Report how many lines of the records below include the word "name". Give nothing but the number.

↓↓↓

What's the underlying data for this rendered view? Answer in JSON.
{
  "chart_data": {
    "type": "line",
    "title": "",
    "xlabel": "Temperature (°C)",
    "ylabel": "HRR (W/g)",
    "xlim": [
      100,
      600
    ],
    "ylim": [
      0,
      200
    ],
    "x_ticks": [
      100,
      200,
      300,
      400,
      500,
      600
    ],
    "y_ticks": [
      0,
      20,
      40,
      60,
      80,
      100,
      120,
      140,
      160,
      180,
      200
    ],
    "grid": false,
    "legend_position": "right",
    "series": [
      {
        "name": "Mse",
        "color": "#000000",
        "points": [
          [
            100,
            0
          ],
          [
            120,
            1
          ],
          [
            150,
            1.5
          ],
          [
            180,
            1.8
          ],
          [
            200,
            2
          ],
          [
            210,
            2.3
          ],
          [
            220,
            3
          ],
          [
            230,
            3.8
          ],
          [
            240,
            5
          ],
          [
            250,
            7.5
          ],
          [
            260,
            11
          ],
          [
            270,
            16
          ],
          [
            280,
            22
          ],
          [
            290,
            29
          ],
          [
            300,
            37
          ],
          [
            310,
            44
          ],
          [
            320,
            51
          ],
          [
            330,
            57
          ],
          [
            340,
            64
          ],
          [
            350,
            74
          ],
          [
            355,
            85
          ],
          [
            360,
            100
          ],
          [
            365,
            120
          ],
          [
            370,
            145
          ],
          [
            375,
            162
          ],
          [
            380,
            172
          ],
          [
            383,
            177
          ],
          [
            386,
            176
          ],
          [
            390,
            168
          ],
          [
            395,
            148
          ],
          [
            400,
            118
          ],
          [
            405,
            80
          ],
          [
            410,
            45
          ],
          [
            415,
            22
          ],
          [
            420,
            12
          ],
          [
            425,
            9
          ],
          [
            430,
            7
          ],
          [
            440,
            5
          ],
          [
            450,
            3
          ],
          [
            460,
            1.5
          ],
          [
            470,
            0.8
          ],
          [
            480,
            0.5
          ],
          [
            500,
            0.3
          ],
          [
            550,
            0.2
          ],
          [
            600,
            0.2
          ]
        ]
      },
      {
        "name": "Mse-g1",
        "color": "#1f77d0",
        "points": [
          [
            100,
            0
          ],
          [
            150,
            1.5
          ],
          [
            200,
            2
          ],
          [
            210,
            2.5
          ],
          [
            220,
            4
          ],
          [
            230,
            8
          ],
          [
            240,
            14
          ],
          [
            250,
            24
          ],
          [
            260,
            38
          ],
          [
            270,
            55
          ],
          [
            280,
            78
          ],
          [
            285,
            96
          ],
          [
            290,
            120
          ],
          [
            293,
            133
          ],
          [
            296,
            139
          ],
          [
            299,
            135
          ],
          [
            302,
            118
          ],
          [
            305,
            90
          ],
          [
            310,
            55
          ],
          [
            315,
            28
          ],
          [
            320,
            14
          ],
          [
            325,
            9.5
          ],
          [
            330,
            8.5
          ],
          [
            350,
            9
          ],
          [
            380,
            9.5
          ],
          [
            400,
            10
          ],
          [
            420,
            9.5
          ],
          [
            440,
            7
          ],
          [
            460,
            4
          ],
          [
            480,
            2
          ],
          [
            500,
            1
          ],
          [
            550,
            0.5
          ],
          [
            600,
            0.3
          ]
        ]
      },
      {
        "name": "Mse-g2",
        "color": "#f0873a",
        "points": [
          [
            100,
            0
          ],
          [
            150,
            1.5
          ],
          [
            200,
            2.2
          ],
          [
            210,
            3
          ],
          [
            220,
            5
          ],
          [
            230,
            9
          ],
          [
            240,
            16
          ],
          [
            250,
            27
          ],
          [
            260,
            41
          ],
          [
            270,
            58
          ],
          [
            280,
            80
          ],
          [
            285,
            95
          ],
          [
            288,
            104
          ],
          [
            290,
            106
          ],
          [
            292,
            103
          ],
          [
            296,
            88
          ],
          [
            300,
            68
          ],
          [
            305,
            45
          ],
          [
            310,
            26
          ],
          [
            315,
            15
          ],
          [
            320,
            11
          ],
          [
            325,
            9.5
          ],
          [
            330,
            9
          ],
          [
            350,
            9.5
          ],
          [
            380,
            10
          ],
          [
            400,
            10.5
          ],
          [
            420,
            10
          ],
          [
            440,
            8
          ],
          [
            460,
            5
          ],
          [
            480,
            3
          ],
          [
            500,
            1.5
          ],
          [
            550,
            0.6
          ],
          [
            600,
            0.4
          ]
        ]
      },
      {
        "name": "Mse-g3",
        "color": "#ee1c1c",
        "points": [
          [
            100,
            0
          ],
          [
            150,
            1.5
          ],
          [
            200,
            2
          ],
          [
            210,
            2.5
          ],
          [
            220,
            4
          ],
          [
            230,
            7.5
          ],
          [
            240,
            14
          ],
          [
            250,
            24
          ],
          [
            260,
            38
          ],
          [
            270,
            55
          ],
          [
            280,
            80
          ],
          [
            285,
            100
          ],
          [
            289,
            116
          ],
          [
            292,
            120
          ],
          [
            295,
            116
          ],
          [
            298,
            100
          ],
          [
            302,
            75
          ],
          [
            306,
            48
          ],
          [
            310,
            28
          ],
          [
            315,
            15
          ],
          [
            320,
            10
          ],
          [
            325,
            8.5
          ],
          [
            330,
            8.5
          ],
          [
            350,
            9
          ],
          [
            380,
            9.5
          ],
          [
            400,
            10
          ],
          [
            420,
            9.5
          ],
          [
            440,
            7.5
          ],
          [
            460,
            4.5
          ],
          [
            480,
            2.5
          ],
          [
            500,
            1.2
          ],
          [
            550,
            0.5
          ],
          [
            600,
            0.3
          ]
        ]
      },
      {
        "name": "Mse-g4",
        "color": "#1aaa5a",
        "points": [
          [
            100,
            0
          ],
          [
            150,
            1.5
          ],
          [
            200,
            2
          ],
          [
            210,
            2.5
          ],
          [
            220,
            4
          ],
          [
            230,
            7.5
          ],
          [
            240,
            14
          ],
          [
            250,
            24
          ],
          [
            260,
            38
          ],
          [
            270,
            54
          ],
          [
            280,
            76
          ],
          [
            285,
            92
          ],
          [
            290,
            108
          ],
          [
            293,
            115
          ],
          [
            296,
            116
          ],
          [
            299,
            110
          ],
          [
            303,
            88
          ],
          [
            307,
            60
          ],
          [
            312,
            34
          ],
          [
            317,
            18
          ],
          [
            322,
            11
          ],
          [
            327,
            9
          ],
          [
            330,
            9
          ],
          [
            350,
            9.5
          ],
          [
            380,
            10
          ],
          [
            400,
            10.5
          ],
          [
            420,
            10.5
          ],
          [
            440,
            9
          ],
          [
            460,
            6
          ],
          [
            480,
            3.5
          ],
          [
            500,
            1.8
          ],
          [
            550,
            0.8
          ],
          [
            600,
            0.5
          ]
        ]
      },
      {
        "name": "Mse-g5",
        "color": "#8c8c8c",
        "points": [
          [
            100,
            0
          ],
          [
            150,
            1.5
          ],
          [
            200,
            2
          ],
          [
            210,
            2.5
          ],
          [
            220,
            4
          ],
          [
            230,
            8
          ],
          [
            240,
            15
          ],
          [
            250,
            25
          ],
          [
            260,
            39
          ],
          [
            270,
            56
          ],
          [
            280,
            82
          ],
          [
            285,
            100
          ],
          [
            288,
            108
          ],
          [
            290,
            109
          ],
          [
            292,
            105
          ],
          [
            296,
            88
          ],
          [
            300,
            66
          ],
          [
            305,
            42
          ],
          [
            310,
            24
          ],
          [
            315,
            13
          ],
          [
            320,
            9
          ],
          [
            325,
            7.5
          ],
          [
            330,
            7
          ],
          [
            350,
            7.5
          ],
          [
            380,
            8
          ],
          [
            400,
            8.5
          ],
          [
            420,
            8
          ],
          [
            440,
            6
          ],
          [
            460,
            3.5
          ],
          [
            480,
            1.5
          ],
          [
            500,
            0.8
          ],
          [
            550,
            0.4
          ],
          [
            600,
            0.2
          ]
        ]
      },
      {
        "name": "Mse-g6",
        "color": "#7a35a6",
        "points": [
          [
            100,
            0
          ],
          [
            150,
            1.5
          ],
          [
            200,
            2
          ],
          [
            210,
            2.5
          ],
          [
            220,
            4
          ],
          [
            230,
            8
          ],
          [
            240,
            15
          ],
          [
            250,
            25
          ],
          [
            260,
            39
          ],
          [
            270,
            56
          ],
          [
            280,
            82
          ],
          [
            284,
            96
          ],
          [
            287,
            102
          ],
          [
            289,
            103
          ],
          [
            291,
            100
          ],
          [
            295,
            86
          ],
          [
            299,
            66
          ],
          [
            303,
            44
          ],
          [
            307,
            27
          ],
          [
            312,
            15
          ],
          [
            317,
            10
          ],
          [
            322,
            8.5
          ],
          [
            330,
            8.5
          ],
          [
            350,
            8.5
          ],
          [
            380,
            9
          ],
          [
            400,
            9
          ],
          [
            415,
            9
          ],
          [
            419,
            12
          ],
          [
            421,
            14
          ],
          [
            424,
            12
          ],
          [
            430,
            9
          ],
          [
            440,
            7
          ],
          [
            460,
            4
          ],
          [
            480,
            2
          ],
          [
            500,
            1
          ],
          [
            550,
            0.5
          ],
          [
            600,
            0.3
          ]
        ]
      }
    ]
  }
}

↑↑↑

• **Response to the exercise**
7